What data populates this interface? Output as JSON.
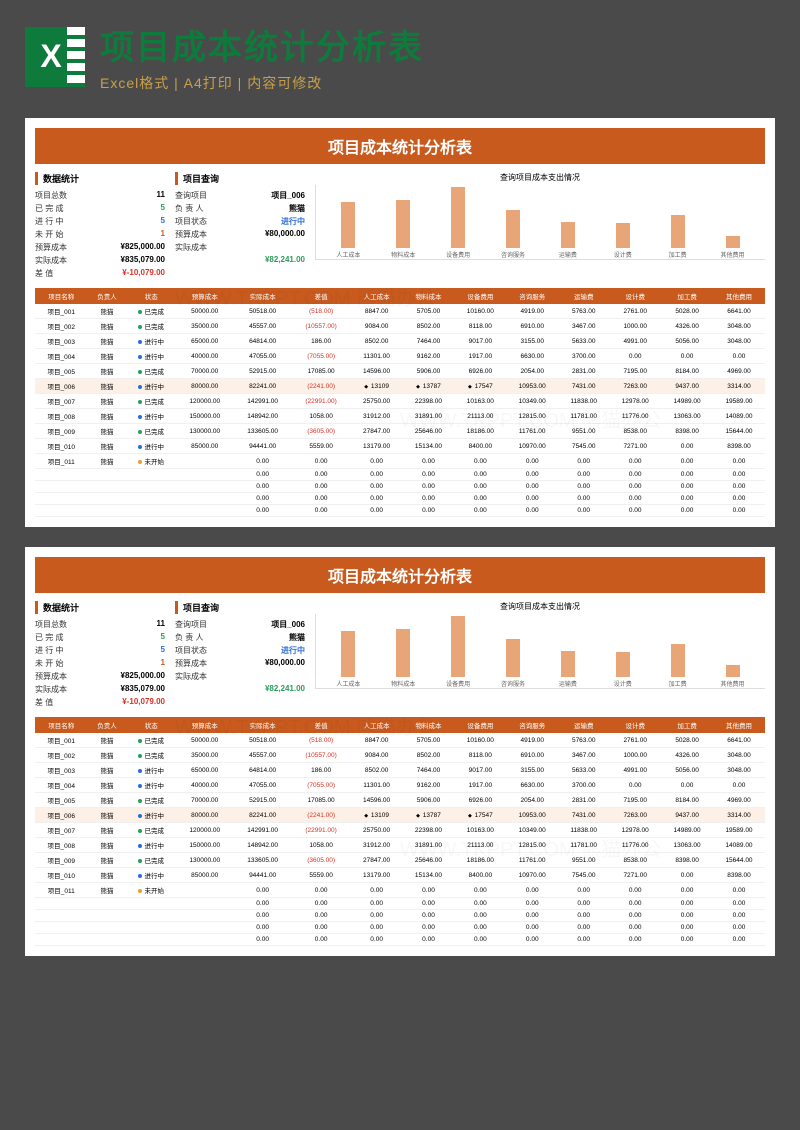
{
  "header": {
    "title": "项目成本统计分析表",
    "subtitle": "Excel格式 | A4打印 | 内容可修改",
    "icon_letter": "X"
  },
  "page_title": "项目成本统计分析表",
  "stats_block1_title": "数据统计",
  "stats_block2_title": "项目查询",
  "stats1": [
    {
      "label": "项目总数",
      "value": "11",
      "cls": ""
    },
    {
      "label": "已 完 成",
      "value": "5",
      "cls": "green"
    },
    {
      "label": "进 行 中",
      "value": "5",
      "cls": "blue"
    },
    {
      "label": "未 开 始",
      "value": "1",
      "cls": "orange"
    },
    {
      "label": "预算成本",
      "value": "¥825,000.00",
      "cls": ""
    },
    {
      "label": "实际成本",
      "value": "¥835,079.00",
      "cls": ""
    },
    {
      "label": "差  值",
      "value": "¥-10,079.00",
      "cls": "red"
    }
  ],
  "stats2": [
    {
      "label": "查询项目",
      "value": "项目_006",
      "cls": ""
    },
    {
      "label": "负 责 人",
      "value": "熊猫",
      "cls": ""
    },
    {
      "label": "项目状态",
      "value": "进行中",
      "cls": "blue"
    },
    {
      "label": "预算成本",
      "value": "¥80,000.00",
      "cls": ""
    },
    {
      "label": "实际成本",
      "value": "",
      "cls": ""
    },
    {
      "label": "",
      "value": "¥82,241.00",
      "cls": "green"
    }
  ],
  "chart_data": {
    "type": "bar",
    "title": "查询项目成本支出情况",
    "categories": [
      "人工成本",
      "物料成本",
      "设备费用",
      "咨询服务",
      "运输费",
      "设计费",
      "加工费",
      "其他费用"
    ],
    "values": [
      13109,
      13787,
      17547,
      10953,
      7431,
      7263,
      9437,
      3314
    ],
    "ylim": [
      0,
      20000
    ],
    "yticks": [
      "20000.00",
      "18000.00",
      "16000.00",
      "14000.00",
      "12000.00",
      "10000.00",
      "8000.00",
      "6000.00",
      "4000.00",
      "2000.00",
      "0.00"
    ]
  },
  "table_headers": [
    "项目名称",
    "负责人",
    "状态",
    "预算成本",
    "实际成本",
    "差值",
    "人工成本",
    "物料成本",
    "设备费用",
    "咨询服务",
    "运输费",
    "设计费",
    "加工费",
    "其他费用"
  ],
  "table_rows": [
    {
      "name": "项目_001",
      "owner": "熊猫",
      "status": "已完成",
      "dot": "green",
      "budget": "50000.00",
      "actual": "50518.00",
      "diff": "(518.00)",
      "c": [
        "8847.00",
        "5705.00",
        "10160.00",
        "4919.00",
        "5763.00",
        "2761.00",
        "5028.00",
        "6641.00"
      ]
    },
    {
      "name": "项目_002",
      "owner": "熊猫",
      "status": "已完成",
      "dot": "green",
      "budget": "35000.00",
      "actual": "45557.00",
      "diff": "(10557.00)",
      "c": [
        "9084.00",
        "8502.00",
        "8118.00",
        "6910.00",
        "3467.00",
        "1000.00",
        "4326.00",
        "3048.00"
      ]
    },
    {
      "name": "项目_003",
      "owner": "熊猫",
      "status": "进行中",
      "dot": "blue",
      "budget": "65000.00",
      "actual": "64814.00",
      "diff": "186.00",
      "c": [
        "8502.00",
        "7464.00",
        "9017.00",
        "3155.00",
        "5633.00",
        "4991.00",
        "5056.00",
        "3048.00"
      ]
    },
    {
      "name": "项目_004",
      "owner": "熊猫",
      "status": "进行中",
      "dot": "blue",
      "budget": "40000.00",
      "actual": "47055.00",
      "diff": "(7055.00)",
      "c": [
        "11301.00",
        "9162.00",
        "1917.00",
        "6630.00",
        "3700.00",
        "0.00",
        "0.00",
        "0.00"
      ]
    },
    {
      "name": "项目_005",
      "owner": "熊猫",
      "status": "已完成",
      "dot": "green",
      "budget": "70000.00",
      "actual": "52915.00",
      "diff": "17085.00",
      "c": [
        "14596.00",
        "5906.00",
        "6926.00",
        "2054.00",
        "2831.00",
        "7195.00",
        "8184.00",
        "4969.00"
      ]
    },
    {
      "name": "项目_006",
      "owner": "熊猫",
      "status": "进行中",
      "dot": "blue",
      "budget": "80000.00",
      "actual": "82241.00",
      "diff": "(2241.00)",
      "c": [
        "13109",
        "13787",
        "17547",
        "10953.00",
        "7431.00",
        "7263.00",
        "9437.00",
        "3314.00"
      ],
      "hl": true,
      "icons": true
    },
    {
      "name": "项目_007",
      "owner": "熊猫",
      "status": "已完成",
      "dot": "green",
      "budget": "120000.00",
      "actual": "142991.00",
      "diff": "(22991.00)",
      "c": [
        "25750.00",
        "22398.00",
        "10163.00",
        "10349.00",
        "11838.00",
        "12978.00",
        "14989.00",
        "19589.00"
      ]
    },
    {
      "name": "项目_008",
      "owner": "熊猫",
      "status": "进行中",
      "dot": "blue",
      "budget": "150000.00",
      "actual": "148942.00",
      "diff": "1058.00",
      "c": [
        "31912.00",
        "31891.00",
        "21113.00",
        "12815.00",
        "11781.00",
        "11776.00",
        "13063.00",
        "14089.00"
      ]
    },
    {
      "name": "项目_009",
      "owner": "熊猫",
      "status": "已完成",
      "dot": "green",
      "budget": "130000.00",
      "actual": "133605.00",
      "diff": "(3605.00)",
      "c": [
        "27847.00",
        "25646.00",
        "18186.00",
        "11761.00",
        "9551.00",
        "8538.00",
        "8398.00",
        "15644.00"
      ]
    },
    {
      "name": "项目_010",
      "owner": "熊猫",
      "status": "进行中",
      "dot": "blue",
      "budget": "85000.00",
      "actual": "94441.00",
      "diff": "5559.00",
      "c": [
        "13179.00",
        "15134.00",
        "8400.00",
        "10970.00",
        "7545.00",
        "7271.00",
        "0.00",
        "8398.00"
      ]
    },
    {
      "name": "项目_011",
      "owner": "熊猫",
      "status": "未开始",
      "dot": "orange",
      "budget": "",
      "actual": "0.00",
      "diff": "0.00",
      "c": [
        "0.00",
        "0.00",
        "0.00",
        "0.00",
        "0.00",
        "0.00",
        "0.00",
        "0.00"
      ]
    },
    {
      "name": "",
      "owner": "",
      "status": "",
      "dot": "",
      "budget": "",
      "actual": "0.00",
      "diff": "0.00",
      "c": [
        "0.00",
        "0.00",
        "0.00",
        "0.00",
        "0.00",
        "0.00",
        "0.00",
        "0.00"
      ]
    },
    {
      "name": "",
      "owner": "",
      "status": "",
      "dot": "",
      "budget": "",
      "actual": "0.00",
      "diff": "0.00",
      "c": [
        "0.00",
        "0.00",
        "0.00",
        "0.00",
        "0.00",
        "0.00",
        "0.00",
        "0.00"
      ]
    },
    {
      "name": "",
      "owner": "",
      "status": "",
      "dot": "",
      "budget": "",
      "actual": "0.00",
      "diff": "0.00",
      "c": [
        "0.00",
        "0.00",
        "0.00",
        "0.00",
        "0.00",
        "0.00",
        "0.00",
        "0.00"
      ]
    },
    {
      "name": "",
      "owner": "",
      "status": "",
      "dot": "",
      "budget": "",
      "actual": "0.00",
      "diff": "0.00",
      "c": [
        "0.00",
        "0.00",
        "0.00",
        "0.00",
        "0.00",
        "0.00",
        "0.00",
        "0.00"
      ]
    }
  ],
  "watermark_text": "WWW.TKPPT.COM 熊猫办公"
}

▬▬▬▬▬▬▬▬▬▬

## Do this
Transcribe the records above exactly, leaving out every picture.

## Answer below
What data populates this interface? Output as JSON.
{
  "header": {
    "title": "项目成本统计分析表",
    "subtitle": "Excel格式 | A4打印 | 内容可修改",
    "icon_letter": "X"
  },
  "page_title": "项目成本统计分析表",
  "stats_block1_title": "数据统计",
  "stats_block2_title": "项目查询",
  "stats1": [
    {
      "label": "项目总数",
      "value": "11",
      "cls": ""
    },
    {
      "label": "已 完 成",
      "value": "5",
      "cls": "green"
    },
    {
      "label": "进 行 中",
      "value": "5",
      "cls": "blue"
    },
    {
      "label": "未 开 始",
      "value": "1",
      "cls": "orange"
    },
    {
      "label": "预算成本",
      "value": "¥825,000.00",
      "cls": ""
    },
    {
      "label": "实际成本",
      "value": "¥835,079.00",
      "cls": ""
    },
    {
      "label": "差  值",
      "value": "¥-10,079.00",
      "cls": "red"
    }
  ],
  "stats2": [
    {
      "label": "查询项目",
      "value": "项目_006",
      "cls": ""
    },
    {
      "label": "负 责 人",
      "value": "熊猫",
      "cls": ""
    },
    {
      "label": "项目状态",
      "value": "进行中",
      "cls": "blue"
    },
    {
      "label": "预算成本",
      "value": "¥80,000.00",
      "cls": ""
    },
    {
      "label": "实际成本",
      "value": "",
      "cls": ""
    },
    {
      "label": "",
      "value": "¥82,241.00",
      "cls": "green"
    }
  ],
  "chart_data": {
    "type": "bar",
    "title": "查询项目成本支出情况",
    "categories": [
      "人工成本",
      "物料成本",
      "设备费用",
      "咨询服务",
      "运输费",
      "设计费",
      "加工费",
      "其他费用"
    ],
    "values": [
      13109,
      13787,
      17547,
      10953,
      7431,
      7263,
      9437,
      3314
    ],
    "ylim": [
      0,
      20000
    ],
    "yticks": [
      "20000.00",
      "18000.00",
      "16000.00",
      "14000.00",
      "12000.00",
      "10000.00",
      "8000.00",
      "6000.00",
      "4000.00",
      "2000.00",
      "0.00"
    ]
  },
  "table_headers": [
    "项目名称",
    "负责人",
    "状态",
    "预算成本",
    "实际成本",
    "差值",
    "人工成本",
    "物料成本",
    "设备费用",
    "咨询服务",
    "运输费",
    "设计费",
    "加工费",
    "其他费用"
  ],
  "table_rows": [
    {
      "name": "项目_001",
      "owner": "熊猫",
      "status": "已完成",
      "dot": "green",
      "budget": "50000.00",
      "actual": "50518.00",
      "diff": "(518.00)",
      "c": [
        "8847.00",
        "5705.00",
        "10160.00",
        "4919.00",
        "5763.00",
        "2761.00",
        "5028.00",
        "6641.00"
      ]
    },
    {
      "name": "项目_002",
      "owner": "熊猫",
      "status": "已完成",
      "dot": "green",
      "budget": "35000.00",
      "actual": "45557.00",
      "diff": "(10557.00)",
      "c": [
        "9084.00",
        "8502.00",
        "8118.00",
        "6910.00",
        "3467.00",
        "1000.00",
        "4326.00",
        "3048.00"
      ]
    },
    {
      "name": "项目_003",
      "owner": "熊猫",
      "status": "进行中",
      "dot": "blue",
      "budget": "65000.00",
      "actual": "64814.00",
      "diff": "186.00",
      "c": [
        "8502.00",
        "7464.00",
        "9017.00",
        "3155.00",
        "5633.00",
        "4991.00",
        "5056.00",
        "3048.00"
      ]
    },
    {
      "name": "项目_004",
      "owner": "熊猫",
      "status": "进行中",
      "dot": "blue",
      "budget": "40000.00",
      "actual": "47055.00",
      "diff": "(7055.00)",
      "c": [
        "11301.00",
        "9162.00",
        "1917.00",
        "6630.00",
        "3700.00",
        "0.00",
        "0.00",
        "0.00"
      ]
    },
    {
      "name": "项目_005",
      "owner": "熊猫",
      "status": "已完成",
      "dot": "green",
      "budget": "70000.00",
      "actual": "52915.00",
      "diff": "17085.00",
      "c": [
        "14596.00",
        "5906.00",
        "6926.00",
        "2054.00",
        "2831.00",
        "7195.00",
        "8184.00",
        "4969.00"
      ]
    },
    {
      "name": "项目_006",
      "owner": "熊猫",
      "status": "进行中",
      "dot": "blue",
      "budget": "80000.00",
      "actual": "82241.00",
      "diff": "(2241.00)",
      "c": [
        "13109",
        "13787",
        "17547",
        "10953.00",
        "7431.00",
        "7263.00",
        "9437.00",
        "3314.00"
      ],
      "hl": true,
      "icons": true
    },
    {
      "name": "项目_007",
      "owner": "熊猫",
      "status": "已完成",
      "dot": "green",
      "budget": "120000.00",
      "actual": "142991.00",
      "diff": "(22991.00)",
      "c": [
        "25750.00",
        "22398.00",
        "10163.00",
        "10349.00",
        "11838.00",
        "12978.00",
        "14989.00",
        "19589.00"
      ]
    },
    {
      "name": "项目_008",
      "owner": "熊猫",
      "status": "进行中",
      "dot": "blue",
      "budget": "150000.00",
      "actual": "148942.00",
      "diff": "1058.00",
      "c": [
        "31912.00",
        "31891.00",
        "21113.00",
        "12815.00",
        "11781.00",
        "11776.00",
        "13063.00",
        "14089.00"
      ]
    },
    {
      "name": "项目_009",
      "owner": "熊猫",
      "status": "已完成",
      "dot": "green",
      "budget": "130000.00",
      "actual": "133605.00",
      "diff": "(3605.00)",
      "c": [
        "27847.00",
        "25646.00",
        "18186.00",
        "11761.00",
        "9551.00",
        "8538.00",
        "8398.00",
        "15644.00"
      ]
    },
    {
      "name": "项目_010",
      "owner": "熊猫",
      "status": "进行中",
      "dot": "blue",
      "budget": "85000.00",
      "actual": "94441.00",
      "diff": "5559.00",
      "c": [
        "13179.00",
        "15134.00",
        "8400.00",
        "10970.00",
        "7545.00",
        "7271.00",
        "0.00",
        "8398.00"
      ]
    },
    {
      "name": "项目_011",
      "owner": "熊猫",
      "status": "未开始",
      "dot": "orange",
      "budget": "",
      "actual": "0.00",
      "diff": "0.00",
      "c": [
        "0.00",
        "0.00",
        "0.00",
        "0.00",
        "0.00",
        "0.00",
        "0.00",
        "0.00"
      ]
    },
    {
      "name": "",
      "owner": "",
      "status": "",
      "dot": "",
      "budget": "",
      "actual": "0.00",
      "diff": "0.00",
      "c": [
        "0.00",
        "0.00",
        "0.00",
        "0.00",
        "0.00",
        "0.00",
        "0.00",
        "0.00"
      ]
    },
    {
      "name": "",
      "owner": "",
      "status": "",
      "dot": "",
      "budget": "",
      "actual": "0.00",
      "diff": "0.00",
      "c": [
        "0.00",
        "0.00",
        "0.00",
        "0.00",
        "0.00",
        "0.00",
        "0.00",
        "0.00"
      ]
    },
    {
      "name": "",
      "owner": "",
      "status": "",
      "dot": "",
      "budget": "",
      "actual": "0.00",
      "diff": "0.00",
      "c": [
        "0.00",
        "0.00",
        "0.00",
        "0.00",
        "0.00",
        "0.00",
        "0.00",
        "0.00"
      ]
    },
    {
      "name": "",
      "owner": "",
      "status": "",
      "dot": "",
      "budget": "",
      "actual": "0.00",
      "diff": "0.00",
      "c": [
        "0.00",
        "0.00",
        "0.00",
        "0.00",
        "0.00",
        "0.00",
        "0.00",
        "0.00"
      ]
    }
  ],
  "watermark_text": "WWW.TKPPT.COM 熊猫办公"
}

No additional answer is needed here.